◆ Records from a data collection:
[START]

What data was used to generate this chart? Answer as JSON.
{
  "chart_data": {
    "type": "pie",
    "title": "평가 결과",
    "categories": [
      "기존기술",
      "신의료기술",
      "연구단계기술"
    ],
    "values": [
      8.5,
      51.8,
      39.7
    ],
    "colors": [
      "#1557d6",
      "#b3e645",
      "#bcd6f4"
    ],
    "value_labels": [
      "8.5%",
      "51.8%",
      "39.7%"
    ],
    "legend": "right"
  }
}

[END]

◆ Work required: Retype the listing above in full, with no alterations.

◆ Final result:
What data was used to generate this chart? Answer as JSON.
{
  "chart_data": {
    "type": "pie",
    "title": "평가 결과",
    "categories": [
      "기존기술",
      "신의료기술",
      "연구단계기술"
    ],
    "values": [
      8.5,
      51.8,
      39.7
    ],
    "colors": [
      "#1557d6",
      "#b3e645",
      "#bcd6f4"
    ],
    "value_labels": [
      "8.5%",
      "51.8%",
      "39.7%"
    ],
    "legend": "right"
  }
}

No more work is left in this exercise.